# [PROBLEM REQUIREMENTS]
What is the number of lines containing the string "likes"? Answer with the number only.

■ ■ ■ ■ ■ ■ ■

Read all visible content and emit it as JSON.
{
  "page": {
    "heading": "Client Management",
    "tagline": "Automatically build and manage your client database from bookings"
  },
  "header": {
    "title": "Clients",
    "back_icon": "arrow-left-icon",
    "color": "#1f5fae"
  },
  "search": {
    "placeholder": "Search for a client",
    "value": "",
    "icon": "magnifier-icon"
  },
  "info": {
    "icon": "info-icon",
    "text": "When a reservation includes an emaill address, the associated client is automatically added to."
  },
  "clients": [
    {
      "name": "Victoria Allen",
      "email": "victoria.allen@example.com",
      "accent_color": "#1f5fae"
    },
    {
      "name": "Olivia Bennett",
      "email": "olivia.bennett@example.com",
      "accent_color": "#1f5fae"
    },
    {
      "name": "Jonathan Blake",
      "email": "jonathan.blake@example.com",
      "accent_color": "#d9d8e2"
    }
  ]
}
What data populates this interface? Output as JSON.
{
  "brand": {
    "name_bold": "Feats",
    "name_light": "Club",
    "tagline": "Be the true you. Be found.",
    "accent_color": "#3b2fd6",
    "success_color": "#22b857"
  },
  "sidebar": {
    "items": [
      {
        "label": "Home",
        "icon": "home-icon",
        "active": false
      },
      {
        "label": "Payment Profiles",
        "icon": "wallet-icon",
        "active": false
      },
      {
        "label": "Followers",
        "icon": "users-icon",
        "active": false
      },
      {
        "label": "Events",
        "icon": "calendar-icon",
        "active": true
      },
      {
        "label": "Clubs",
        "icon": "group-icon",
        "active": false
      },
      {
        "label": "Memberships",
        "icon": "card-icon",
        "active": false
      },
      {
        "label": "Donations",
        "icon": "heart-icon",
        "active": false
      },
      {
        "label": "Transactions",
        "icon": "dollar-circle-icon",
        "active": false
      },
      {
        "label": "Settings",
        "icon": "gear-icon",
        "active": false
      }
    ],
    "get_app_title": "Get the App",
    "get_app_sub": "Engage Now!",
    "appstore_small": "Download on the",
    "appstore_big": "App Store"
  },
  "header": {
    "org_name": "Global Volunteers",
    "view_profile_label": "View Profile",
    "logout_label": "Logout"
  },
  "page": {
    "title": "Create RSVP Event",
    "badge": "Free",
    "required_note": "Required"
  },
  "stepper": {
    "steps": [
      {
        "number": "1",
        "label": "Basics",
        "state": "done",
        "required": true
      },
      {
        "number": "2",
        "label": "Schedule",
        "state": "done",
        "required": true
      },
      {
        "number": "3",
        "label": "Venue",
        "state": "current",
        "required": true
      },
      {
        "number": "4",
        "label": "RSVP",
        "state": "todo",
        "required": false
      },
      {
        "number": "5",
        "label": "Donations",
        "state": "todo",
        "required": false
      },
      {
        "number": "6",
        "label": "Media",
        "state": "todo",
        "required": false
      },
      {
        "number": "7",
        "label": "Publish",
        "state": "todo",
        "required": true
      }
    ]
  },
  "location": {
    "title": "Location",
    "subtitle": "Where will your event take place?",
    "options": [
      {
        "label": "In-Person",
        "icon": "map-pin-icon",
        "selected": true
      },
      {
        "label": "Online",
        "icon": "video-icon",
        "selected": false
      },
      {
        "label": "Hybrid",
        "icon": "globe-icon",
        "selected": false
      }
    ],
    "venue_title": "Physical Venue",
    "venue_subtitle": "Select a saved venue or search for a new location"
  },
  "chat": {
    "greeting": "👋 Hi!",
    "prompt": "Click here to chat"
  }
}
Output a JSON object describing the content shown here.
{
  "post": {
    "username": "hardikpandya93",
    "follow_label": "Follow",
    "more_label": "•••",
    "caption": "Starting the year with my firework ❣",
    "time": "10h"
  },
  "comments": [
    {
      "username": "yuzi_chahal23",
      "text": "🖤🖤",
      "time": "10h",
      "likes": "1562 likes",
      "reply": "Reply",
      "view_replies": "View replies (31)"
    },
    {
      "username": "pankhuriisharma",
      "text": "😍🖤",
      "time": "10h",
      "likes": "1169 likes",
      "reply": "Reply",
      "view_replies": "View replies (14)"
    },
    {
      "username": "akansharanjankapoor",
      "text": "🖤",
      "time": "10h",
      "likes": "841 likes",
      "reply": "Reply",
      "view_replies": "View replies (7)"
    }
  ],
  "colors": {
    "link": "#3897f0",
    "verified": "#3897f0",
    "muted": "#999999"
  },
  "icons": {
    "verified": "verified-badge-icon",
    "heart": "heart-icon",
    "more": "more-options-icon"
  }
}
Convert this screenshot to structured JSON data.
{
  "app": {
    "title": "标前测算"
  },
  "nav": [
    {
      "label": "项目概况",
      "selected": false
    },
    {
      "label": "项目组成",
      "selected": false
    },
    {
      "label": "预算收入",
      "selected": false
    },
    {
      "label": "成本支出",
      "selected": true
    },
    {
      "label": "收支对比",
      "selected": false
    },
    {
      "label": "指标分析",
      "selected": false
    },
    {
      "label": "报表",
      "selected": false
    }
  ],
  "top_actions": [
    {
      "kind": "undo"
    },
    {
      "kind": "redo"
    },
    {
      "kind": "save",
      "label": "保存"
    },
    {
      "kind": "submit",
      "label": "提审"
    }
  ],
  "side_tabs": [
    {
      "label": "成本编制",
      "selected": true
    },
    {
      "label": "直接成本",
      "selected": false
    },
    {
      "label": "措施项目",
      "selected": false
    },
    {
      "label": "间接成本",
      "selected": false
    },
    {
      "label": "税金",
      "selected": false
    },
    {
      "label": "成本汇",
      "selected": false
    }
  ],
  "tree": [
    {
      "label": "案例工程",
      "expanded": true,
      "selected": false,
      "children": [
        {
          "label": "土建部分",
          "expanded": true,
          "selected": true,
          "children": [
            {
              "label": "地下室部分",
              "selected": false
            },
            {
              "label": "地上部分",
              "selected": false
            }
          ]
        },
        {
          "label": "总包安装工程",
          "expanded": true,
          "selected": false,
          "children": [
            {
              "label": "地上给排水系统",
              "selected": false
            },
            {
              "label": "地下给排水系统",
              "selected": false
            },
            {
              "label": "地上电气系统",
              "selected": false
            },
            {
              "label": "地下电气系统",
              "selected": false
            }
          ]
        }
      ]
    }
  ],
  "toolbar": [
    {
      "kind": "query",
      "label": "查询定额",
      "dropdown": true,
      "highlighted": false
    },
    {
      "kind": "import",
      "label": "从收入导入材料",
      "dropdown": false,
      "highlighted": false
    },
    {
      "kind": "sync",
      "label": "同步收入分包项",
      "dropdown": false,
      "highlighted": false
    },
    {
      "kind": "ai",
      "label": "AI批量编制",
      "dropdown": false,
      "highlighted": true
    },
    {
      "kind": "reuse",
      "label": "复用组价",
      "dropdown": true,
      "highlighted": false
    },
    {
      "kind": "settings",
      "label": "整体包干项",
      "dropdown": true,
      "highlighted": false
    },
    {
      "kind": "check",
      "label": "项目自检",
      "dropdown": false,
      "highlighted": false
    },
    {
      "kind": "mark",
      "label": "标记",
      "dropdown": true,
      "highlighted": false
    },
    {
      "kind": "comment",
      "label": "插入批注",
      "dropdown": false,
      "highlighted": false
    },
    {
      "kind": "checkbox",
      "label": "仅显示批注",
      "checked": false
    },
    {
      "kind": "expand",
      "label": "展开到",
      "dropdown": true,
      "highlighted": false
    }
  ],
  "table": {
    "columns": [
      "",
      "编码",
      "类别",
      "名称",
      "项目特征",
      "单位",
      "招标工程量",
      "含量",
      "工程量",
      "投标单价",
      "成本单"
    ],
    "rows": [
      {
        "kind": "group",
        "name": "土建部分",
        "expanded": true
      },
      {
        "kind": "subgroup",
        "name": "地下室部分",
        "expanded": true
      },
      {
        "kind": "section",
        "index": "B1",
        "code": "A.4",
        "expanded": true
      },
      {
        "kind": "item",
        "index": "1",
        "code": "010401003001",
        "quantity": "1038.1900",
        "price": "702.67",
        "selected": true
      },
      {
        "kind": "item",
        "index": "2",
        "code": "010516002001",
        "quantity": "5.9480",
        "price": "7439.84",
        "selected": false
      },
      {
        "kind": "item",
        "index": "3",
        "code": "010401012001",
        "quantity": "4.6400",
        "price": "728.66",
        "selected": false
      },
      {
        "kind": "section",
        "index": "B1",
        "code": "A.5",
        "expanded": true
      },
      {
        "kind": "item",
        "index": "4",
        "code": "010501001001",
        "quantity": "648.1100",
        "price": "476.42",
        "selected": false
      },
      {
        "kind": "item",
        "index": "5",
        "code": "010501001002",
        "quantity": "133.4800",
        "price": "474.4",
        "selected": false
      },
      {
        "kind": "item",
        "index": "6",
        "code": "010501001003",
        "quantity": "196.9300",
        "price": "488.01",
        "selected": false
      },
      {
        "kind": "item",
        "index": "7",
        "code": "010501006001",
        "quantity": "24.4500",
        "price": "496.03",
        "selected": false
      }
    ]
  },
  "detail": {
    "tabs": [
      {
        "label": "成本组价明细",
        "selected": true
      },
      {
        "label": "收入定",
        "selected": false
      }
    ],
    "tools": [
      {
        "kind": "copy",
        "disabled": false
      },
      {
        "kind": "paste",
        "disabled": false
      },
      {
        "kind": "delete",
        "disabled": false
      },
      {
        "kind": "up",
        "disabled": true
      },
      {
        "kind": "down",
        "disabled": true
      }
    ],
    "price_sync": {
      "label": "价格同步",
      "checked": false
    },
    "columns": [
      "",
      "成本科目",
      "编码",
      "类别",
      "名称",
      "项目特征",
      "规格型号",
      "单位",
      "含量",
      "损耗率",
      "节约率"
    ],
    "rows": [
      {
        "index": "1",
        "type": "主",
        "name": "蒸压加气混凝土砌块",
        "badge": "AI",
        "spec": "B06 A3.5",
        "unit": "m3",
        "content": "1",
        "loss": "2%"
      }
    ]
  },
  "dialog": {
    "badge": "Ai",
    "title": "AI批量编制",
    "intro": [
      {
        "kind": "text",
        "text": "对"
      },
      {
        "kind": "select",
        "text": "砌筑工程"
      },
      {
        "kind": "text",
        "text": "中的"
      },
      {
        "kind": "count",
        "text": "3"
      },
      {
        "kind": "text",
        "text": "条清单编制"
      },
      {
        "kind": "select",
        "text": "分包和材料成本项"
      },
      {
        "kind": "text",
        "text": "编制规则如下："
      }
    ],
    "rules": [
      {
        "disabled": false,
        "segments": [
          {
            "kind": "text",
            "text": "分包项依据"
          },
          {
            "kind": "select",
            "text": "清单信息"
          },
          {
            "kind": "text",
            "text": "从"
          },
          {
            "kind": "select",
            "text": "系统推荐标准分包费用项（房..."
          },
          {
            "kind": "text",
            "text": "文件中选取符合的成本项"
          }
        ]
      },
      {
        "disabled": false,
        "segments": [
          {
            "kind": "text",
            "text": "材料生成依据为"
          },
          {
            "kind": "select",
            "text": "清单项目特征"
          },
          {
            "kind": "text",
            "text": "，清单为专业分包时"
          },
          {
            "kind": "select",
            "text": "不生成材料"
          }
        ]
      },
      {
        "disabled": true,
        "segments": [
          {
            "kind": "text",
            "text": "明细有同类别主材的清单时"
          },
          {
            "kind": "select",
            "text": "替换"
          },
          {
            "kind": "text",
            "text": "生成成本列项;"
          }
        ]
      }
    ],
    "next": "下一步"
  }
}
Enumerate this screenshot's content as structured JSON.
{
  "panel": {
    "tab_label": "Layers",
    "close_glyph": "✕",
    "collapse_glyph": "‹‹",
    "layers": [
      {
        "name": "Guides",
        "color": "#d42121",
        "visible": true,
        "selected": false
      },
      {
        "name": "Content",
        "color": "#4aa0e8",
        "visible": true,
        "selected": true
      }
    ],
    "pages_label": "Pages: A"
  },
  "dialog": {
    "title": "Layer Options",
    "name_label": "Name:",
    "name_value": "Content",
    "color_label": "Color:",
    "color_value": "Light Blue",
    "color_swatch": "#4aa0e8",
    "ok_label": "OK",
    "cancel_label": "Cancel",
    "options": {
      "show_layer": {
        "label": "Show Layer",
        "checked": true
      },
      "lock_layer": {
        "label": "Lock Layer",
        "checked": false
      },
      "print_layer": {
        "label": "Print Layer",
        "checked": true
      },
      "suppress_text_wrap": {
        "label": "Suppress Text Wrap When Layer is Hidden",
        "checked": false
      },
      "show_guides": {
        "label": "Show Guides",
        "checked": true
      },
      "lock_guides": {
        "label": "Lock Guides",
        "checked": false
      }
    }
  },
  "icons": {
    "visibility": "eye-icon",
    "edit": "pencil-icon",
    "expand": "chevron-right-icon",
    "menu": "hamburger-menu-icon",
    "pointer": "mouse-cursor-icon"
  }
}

■ ■ ■ ■ ■ ■ ■

# [RESULT]
3